Collection entries:
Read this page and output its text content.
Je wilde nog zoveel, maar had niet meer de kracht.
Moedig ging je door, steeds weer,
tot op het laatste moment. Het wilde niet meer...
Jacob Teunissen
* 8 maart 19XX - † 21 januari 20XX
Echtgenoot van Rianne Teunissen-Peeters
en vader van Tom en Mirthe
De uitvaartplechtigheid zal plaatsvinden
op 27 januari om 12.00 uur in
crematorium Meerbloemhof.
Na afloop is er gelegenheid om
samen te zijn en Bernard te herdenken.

TASK OBJECTIVE:
Identify every line where the string "januari" appears.

COMPLETED TASK:
* 8 maart 19XX - † 21 januari 20XX
op 27 januari om 12.00 uur in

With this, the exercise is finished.